╔══
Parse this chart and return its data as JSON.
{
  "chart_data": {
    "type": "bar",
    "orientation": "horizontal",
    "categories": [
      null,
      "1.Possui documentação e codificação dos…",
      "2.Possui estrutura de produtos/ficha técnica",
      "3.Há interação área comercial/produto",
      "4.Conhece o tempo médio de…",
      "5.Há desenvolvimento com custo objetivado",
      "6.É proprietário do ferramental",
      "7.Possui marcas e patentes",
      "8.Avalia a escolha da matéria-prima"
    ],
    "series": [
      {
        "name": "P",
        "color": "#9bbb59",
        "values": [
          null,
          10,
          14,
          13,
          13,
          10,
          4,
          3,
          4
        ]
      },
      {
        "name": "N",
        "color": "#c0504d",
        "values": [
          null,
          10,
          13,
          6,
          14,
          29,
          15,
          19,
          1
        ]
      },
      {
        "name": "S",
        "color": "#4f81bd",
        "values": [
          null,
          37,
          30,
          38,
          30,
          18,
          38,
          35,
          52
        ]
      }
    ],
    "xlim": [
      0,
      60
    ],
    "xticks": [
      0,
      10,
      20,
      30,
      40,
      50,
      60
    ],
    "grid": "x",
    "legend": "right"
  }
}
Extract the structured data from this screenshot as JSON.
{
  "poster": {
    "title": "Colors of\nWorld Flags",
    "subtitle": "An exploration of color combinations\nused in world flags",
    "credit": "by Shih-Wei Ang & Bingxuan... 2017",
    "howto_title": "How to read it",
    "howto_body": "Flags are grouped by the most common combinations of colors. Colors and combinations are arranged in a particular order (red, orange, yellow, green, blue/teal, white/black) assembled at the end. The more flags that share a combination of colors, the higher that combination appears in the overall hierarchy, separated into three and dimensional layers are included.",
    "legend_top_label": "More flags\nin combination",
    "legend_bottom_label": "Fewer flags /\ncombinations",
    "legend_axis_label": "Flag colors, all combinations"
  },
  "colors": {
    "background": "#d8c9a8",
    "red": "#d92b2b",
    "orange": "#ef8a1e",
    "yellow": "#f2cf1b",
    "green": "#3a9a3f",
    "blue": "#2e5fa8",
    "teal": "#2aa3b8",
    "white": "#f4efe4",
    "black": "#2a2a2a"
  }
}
╚══
Copy out the lines from the line containing "Extract the structured" to the end of the listing above, without alteration.

Extract the structured data from this screenshot as JSON.
{
  "poster": {
    "title": "Colors of\nWorld Flags",
    "subtitle": "An exploration of color combinations\nused in world flags",
    "credit": "by Shih-Wei Ang & Bingxuan... 2017",
    "howto_title": "How to read it",
    "howto_body": "Flags are grouped by the most common combinations of colors. Colors and combinations are arranged in a particular order (red, orange, yellow, green, blue/teal, white/black) assembled at the end. The more flags that share a combination of colors, the higher that combination appears in the overall hierarchy, separated into three and dimensional layers are included.",
    "legend_top_label": "More flags\nin combination",
    "legend_bottom_label": "Fewer flags /\ncombinations",
    "legend_axis_label": "Flag colors, all combinations"
  },
  "colors": {
    "background": "#d8c9a8",
    "red": "#d92b2b",
    "orange": "#ef8a1e",
    "yellow": "#f2cf1b",
    "green": "#3a9a3f",
    "blue": "#2e5fa8",
    "teal": "#2aa3b8",
    "white": "#f4efe4",
    "black": "#2a2a2a"
  }
}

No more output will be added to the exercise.